Please copy all the lines that follow, word for word.
>> begin
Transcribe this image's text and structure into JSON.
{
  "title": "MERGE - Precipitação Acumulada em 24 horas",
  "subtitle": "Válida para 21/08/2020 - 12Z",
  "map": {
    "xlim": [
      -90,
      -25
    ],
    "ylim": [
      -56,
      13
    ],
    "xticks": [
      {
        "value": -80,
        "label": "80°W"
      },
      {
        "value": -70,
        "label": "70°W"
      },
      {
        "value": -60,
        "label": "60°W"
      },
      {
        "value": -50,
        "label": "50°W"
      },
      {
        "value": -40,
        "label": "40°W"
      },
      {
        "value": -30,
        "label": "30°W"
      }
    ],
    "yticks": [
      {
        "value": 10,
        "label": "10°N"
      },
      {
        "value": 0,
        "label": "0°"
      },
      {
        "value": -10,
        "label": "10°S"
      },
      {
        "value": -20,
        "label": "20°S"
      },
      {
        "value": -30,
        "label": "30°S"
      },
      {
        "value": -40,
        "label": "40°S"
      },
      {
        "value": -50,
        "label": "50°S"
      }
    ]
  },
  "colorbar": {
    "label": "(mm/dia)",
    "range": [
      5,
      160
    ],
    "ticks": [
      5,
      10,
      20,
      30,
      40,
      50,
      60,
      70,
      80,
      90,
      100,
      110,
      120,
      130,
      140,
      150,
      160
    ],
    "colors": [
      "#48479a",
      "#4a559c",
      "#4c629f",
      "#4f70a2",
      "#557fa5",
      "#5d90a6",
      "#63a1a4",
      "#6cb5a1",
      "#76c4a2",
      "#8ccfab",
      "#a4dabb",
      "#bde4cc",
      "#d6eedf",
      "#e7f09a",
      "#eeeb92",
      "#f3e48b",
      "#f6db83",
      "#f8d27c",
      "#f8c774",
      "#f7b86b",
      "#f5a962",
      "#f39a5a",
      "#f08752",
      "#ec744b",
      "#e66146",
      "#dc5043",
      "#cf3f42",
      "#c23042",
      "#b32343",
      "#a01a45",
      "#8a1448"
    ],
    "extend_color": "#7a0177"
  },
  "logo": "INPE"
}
>> end
_Output for this task:_
Transcribe this image's text and structure into JSON.
{
  "title": "MERGE - Precipitação Acumulada em 24 horas",
  "subtitle": "Válida para 21/08/2020 - 12Z",
  "map": {
    "xlim": [
      -90,
      -25
    ],
    "ylim": [
      -56,
      13
    ],
    "xticks": [
      {
        "value": -80,
        "label": "80°W"
      },
      {
        "value": -70,
        "label": "70°W"
      },
      {
        "value": -60,
        "label": "60°W"
      },
      {
        "value": -50,
        "label": "50°W"
      },
      {
        "value": -40,
        "label": "40°W"
      },
      {
        "value": -30,
        "label": "30°W"
      }
    ],
    "yticks": [
      {
        "value": 10,
        "label": "10°N"
      },
      {
        "value": 0,
        "label": "0°"
      },
      {
        "value": -10,
        "label": "10°S"
      },
      {
        "value": -20,
        "label": "20°S"
      },
      {
        "value": -30,
        "label": "30°S"
      },
      {
        "value": -40,
        "label": "40°S"
      },
      {
        "value": -50,
        "label": "50°S"
      }
    ]
  },
  "colorbar": {
    "label": "(mm/dia)",
    "range": [
      5,
      160
    ],
    "ticks": [
      5,
      10,
      20,
      30,
      40,
      50,
      60,
      70,
      80,
      90,
      100,
      110,
      120,
      130,
      140,
      150,
      160
    ],
    "colors": [
      "#48479a",
      "#4a559c",
      "#4c629f",
      "#4f70a2",
      "#557fa5",
      "#5d90a6",
      "#63a1a4",
      "#6cb5a1",
      "#76c4a2",
      "#8ccfab",
      "#a4dabb",
      "#bde4cc",
      "#d6eedf",
      "#e7f09a",
      "#eeeb92",
      "#f3e48b",
      "#f6db83",
      "#f8d27c",
      "#f8c774",
      "#f7b86b",
      "#f5a962",
      "#f39a5a",
      "#f08752",
      "#ec744b",
      "#e66146",
      "#dc5043",
      "#cf3f42",
      "#c23042",
      "#b32343",
      "#a01a45",
      "#8a1448"
    ],
    "extend_color": "#7a0177"
  },
  "logo": "INPE"
}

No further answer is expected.